=== Data extract ===
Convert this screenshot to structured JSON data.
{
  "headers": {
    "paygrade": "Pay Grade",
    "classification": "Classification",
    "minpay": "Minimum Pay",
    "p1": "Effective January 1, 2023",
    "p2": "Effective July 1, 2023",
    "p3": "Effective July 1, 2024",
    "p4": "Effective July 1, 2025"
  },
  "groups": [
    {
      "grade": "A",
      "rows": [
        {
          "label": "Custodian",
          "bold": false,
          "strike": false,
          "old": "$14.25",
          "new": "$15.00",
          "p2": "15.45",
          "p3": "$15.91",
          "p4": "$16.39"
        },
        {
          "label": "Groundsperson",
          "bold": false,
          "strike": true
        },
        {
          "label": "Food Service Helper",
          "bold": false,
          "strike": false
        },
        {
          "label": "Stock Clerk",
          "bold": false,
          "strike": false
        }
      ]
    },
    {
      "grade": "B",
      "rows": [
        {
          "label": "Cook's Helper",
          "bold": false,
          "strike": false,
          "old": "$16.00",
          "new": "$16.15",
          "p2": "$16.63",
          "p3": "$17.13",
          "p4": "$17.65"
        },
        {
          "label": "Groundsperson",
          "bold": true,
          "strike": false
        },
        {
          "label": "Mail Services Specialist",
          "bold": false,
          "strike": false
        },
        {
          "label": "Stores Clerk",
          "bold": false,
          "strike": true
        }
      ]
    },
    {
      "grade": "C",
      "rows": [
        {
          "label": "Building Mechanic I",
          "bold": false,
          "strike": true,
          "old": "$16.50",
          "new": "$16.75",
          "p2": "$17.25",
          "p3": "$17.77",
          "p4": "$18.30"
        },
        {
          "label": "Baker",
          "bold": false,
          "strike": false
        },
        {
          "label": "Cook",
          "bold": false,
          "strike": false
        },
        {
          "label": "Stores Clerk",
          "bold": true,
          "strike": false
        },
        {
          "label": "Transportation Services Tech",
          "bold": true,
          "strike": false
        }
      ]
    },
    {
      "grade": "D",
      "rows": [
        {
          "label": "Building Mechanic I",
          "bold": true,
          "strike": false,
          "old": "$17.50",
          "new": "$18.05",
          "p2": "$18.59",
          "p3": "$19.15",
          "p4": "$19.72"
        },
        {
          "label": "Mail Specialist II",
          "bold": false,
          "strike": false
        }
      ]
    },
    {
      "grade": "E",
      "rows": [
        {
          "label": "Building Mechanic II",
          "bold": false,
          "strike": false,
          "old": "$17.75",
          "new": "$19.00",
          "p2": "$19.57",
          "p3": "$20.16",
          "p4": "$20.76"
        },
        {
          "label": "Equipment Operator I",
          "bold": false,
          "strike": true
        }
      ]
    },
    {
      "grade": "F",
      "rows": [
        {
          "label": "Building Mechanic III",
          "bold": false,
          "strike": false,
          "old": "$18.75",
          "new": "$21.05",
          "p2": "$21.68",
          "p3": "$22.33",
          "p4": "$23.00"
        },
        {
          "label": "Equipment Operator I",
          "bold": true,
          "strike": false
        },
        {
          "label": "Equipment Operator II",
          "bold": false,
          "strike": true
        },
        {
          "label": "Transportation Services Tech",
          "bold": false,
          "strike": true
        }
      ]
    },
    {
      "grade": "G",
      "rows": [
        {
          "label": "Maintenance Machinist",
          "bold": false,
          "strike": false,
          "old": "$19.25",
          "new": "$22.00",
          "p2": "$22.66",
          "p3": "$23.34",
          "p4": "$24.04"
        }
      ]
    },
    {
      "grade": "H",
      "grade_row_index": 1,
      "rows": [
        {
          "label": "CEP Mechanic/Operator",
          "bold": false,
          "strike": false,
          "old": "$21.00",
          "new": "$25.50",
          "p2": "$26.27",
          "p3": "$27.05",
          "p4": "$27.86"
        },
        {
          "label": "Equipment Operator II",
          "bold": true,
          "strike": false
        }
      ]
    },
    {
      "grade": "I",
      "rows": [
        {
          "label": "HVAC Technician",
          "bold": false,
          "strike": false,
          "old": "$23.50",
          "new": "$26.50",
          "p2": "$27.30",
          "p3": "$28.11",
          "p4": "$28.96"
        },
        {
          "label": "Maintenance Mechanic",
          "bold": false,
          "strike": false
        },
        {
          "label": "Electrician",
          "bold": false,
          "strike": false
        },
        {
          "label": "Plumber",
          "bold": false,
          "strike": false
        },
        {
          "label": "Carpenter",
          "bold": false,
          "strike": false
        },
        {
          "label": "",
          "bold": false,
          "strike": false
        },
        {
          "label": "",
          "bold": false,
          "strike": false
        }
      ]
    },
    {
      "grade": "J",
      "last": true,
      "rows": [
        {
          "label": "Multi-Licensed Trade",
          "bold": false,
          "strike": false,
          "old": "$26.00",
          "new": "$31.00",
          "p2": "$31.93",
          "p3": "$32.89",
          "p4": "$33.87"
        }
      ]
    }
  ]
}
===
=== Data extract ===
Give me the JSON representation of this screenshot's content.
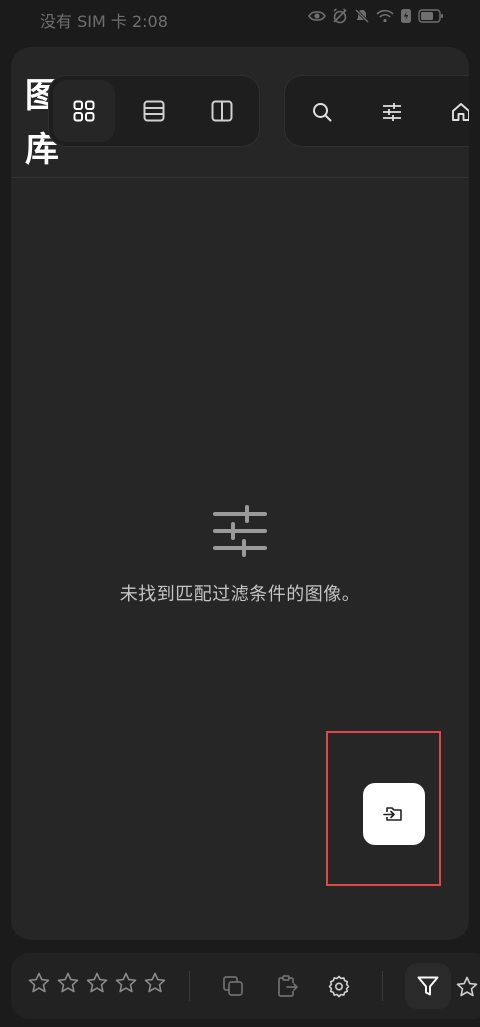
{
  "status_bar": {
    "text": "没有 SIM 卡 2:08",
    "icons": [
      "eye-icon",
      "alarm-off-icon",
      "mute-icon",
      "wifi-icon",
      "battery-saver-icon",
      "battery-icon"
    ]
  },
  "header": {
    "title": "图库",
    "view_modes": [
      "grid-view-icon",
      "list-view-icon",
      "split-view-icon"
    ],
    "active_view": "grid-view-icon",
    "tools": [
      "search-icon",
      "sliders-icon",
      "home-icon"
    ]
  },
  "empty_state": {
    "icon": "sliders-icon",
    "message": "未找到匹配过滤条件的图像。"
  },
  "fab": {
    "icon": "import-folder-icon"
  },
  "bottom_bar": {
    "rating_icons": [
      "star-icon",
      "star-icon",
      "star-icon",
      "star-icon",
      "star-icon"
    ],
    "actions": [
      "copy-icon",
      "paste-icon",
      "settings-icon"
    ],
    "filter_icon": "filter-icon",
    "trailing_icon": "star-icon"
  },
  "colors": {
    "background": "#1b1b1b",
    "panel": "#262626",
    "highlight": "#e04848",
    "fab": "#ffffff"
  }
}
===
=== Data extract ===
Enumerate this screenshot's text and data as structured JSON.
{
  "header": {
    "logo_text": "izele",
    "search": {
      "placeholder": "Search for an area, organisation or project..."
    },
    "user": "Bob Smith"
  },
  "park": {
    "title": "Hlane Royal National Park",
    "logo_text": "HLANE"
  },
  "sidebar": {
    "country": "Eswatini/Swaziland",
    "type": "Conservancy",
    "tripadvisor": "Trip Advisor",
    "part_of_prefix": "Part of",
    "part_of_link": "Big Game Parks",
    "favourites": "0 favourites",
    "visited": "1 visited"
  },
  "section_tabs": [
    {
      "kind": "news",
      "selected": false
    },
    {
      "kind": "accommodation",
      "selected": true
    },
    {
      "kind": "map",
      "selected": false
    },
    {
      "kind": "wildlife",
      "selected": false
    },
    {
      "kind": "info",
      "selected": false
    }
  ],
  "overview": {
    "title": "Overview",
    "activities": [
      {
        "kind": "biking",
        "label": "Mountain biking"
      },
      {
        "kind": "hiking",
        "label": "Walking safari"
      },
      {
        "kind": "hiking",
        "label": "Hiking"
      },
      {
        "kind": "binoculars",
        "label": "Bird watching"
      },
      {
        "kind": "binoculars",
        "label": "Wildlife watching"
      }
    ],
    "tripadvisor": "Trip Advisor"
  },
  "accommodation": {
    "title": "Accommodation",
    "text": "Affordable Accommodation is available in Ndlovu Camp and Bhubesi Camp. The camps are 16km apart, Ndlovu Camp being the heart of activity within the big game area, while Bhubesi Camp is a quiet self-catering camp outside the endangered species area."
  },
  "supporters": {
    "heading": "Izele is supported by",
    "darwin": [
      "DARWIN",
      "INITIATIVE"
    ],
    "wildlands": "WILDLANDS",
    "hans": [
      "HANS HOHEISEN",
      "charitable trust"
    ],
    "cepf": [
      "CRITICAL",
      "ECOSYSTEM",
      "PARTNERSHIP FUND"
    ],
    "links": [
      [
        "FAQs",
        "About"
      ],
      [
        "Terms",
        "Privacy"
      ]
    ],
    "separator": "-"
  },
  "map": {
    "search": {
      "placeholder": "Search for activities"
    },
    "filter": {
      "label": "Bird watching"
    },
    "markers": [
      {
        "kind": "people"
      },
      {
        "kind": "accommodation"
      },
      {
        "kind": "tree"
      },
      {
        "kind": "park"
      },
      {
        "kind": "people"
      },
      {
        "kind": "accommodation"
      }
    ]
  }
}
===
Description of the task:
Leave out every line without the string "structured" and copy the rest.

Result for this exercise:
Convert this screenshot to structured JSON data.
Enumerate this screenshot's text and data as structured JSON.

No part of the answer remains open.